### Recorded data ###

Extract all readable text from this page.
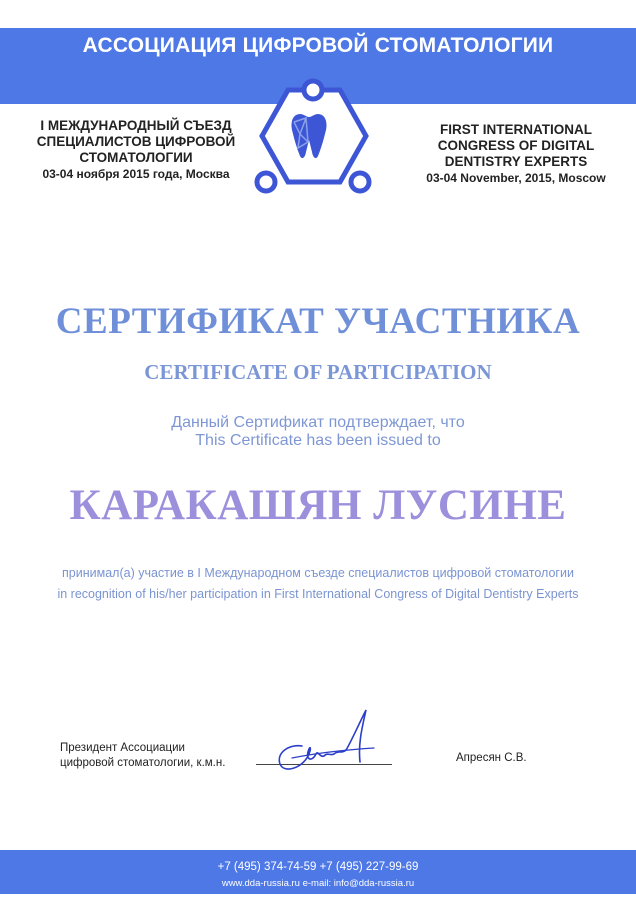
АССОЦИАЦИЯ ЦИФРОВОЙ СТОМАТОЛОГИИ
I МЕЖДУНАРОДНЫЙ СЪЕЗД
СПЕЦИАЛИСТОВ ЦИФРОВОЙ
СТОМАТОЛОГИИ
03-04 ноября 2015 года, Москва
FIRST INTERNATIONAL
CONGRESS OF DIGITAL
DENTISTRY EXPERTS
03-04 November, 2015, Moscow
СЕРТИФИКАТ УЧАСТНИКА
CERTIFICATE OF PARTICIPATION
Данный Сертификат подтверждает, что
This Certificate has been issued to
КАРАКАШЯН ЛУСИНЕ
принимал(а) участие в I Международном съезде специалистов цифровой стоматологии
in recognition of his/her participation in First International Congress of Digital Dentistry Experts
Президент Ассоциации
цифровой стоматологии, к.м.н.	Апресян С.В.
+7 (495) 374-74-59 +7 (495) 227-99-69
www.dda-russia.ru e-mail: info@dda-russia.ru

###
### Recorded data ###

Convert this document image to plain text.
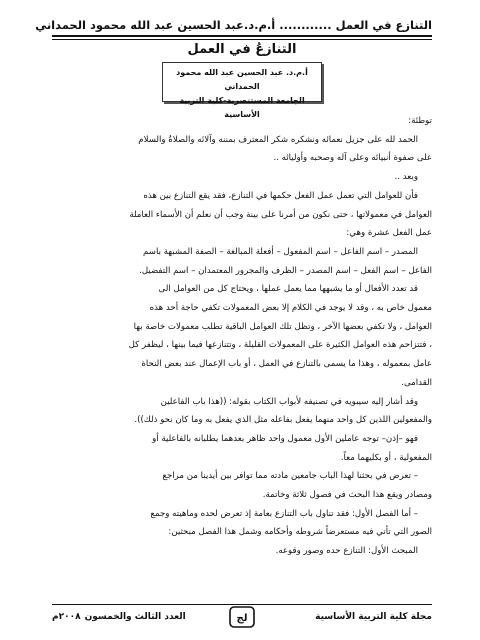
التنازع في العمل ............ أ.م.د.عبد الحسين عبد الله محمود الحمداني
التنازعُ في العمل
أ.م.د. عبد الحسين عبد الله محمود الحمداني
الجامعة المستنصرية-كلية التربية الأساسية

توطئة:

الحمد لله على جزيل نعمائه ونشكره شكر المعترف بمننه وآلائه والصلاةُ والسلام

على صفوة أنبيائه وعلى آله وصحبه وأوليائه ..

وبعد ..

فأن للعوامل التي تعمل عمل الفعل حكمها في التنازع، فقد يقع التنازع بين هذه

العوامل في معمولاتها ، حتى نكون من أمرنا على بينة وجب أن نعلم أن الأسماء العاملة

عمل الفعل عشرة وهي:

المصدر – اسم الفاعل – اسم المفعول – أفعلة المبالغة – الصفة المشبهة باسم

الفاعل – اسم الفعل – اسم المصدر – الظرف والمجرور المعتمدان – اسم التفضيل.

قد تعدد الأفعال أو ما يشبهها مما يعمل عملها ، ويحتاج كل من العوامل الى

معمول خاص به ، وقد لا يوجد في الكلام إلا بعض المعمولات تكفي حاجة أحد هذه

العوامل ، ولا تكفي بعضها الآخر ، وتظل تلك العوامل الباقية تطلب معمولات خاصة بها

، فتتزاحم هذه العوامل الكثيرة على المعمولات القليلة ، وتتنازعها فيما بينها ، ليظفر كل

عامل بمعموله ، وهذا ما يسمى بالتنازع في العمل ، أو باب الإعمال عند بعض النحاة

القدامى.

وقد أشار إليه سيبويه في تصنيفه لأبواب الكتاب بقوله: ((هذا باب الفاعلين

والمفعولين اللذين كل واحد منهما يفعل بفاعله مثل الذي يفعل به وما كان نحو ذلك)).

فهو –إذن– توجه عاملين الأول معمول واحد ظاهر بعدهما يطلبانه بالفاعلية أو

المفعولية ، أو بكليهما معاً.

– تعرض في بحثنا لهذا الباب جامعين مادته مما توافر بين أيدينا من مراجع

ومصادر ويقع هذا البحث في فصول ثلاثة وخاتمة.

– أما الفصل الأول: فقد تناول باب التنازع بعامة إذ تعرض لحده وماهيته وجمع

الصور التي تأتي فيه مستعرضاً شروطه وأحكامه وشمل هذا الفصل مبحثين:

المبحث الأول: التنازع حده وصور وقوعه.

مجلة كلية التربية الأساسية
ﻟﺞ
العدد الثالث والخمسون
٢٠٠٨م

###

* Exercise
Go through the lines above. Select every one that has the string "الله".

* Final result
التنازع في العمل ............ أ.م.د.عبد الحسين عبد الله محمود الحمداني
أ.م.د. عبد الحسين عبد الله محمود الحمداني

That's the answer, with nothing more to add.